* _Directions for this task_
Each line in the entries below that holds the string "txaranga" is to be listed.

Saved data entries

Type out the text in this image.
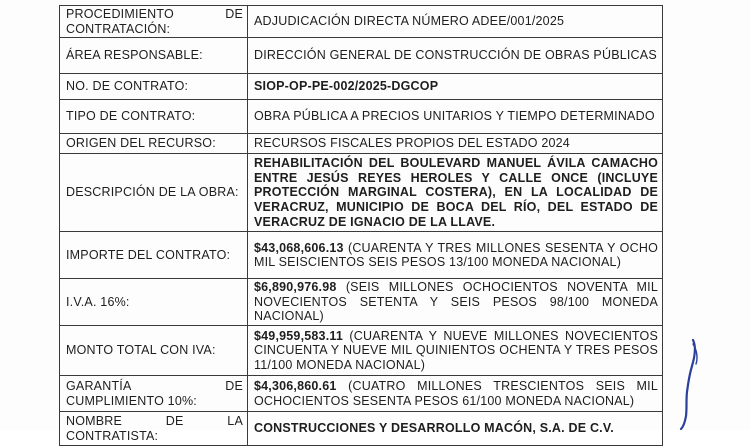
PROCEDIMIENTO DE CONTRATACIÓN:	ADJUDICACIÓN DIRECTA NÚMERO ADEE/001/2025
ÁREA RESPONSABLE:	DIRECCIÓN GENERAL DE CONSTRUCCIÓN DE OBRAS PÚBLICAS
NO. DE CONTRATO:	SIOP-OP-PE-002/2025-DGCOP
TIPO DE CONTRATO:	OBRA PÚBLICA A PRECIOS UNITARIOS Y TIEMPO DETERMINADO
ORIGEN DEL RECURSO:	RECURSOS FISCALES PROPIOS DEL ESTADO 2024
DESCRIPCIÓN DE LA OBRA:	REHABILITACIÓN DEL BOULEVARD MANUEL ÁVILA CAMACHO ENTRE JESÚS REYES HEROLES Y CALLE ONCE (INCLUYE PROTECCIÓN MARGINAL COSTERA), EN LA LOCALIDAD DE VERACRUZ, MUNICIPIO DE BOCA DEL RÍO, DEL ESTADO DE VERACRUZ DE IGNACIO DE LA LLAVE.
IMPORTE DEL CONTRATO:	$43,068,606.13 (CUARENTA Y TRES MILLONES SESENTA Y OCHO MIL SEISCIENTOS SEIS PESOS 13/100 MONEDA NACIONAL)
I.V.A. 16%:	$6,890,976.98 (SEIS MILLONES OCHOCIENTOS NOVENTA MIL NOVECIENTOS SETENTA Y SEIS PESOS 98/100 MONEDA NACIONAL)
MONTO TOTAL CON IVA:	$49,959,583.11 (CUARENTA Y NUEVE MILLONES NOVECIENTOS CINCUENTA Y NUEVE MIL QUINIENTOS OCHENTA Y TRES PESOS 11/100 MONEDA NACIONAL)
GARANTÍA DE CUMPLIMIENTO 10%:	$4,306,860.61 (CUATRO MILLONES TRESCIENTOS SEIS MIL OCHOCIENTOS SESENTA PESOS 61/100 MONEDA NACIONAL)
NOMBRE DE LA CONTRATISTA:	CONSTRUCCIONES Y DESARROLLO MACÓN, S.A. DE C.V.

* * *

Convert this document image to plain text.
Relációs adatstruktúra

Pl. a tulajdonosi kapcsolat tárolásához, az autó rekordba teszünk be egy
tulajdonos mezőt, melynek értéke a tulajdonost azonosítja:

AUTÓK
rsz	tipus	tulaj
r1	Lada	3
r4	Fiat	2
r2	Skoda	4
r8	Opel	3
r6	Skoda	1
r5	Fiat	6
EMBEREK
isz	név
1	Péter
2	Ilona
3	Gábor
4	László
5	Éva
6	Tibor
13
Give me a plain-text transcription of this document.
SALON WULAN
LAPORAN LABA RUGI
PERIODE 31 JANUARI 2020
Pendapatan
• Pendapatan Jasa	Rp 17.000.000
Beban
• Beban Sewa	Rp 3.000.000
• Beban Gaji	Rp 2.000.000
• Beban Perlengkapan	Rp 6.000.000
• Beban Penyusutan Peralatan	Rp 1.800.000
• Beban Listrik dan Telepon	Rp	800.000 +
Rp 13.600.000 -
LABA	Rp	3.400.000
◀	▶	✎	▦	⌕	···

--

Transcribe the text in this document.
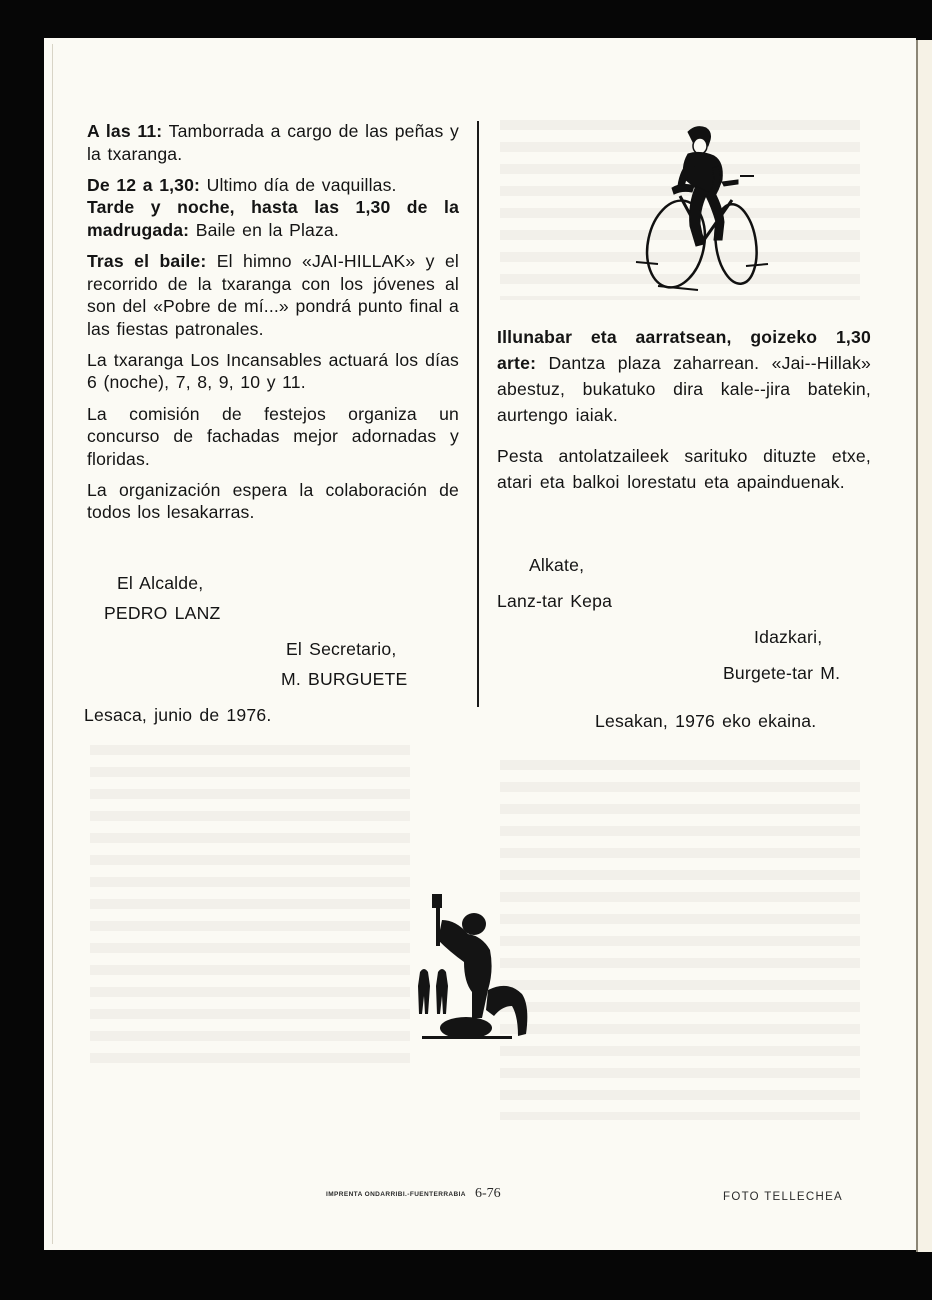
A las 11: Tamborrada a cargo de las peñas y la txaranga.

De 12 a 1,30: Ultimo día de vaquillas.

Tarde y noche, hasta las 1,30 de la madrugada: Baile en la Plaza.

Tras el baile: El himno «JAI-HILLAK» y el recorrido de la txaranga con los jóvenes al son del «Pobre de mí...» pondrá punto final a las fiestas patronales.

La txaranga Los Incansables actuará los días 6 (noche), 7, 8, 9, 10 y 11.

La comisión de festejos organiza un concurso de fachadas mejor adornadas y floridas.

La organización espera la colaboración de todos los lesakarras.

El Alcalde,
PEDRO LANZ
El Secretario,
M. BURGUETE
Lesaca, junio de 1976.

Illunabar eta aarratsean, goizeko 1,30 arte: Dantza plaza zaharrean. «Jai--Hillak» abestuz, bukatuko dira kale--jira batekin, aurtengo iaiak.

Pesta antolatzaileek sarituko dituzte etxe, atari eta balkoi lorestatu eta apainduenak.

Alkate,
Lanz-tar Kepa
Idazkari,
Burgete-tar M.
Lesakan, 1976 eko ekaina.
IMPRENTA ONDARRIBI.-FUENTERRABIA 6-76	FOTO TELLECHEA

* _Written response_
A las 11: Tamborrada a cargo de las peñas y la txaranga.
Tras el baile: El himno «JAI-HILLAK» y el recorrido de la txaranga con los jóvenes al son del «Pobre de mí...» pondrá punto final a las fiestas patronales.
La txaranga Los Incansables actuará los días 6 (noche), 7, 8, 9, 10 y 11.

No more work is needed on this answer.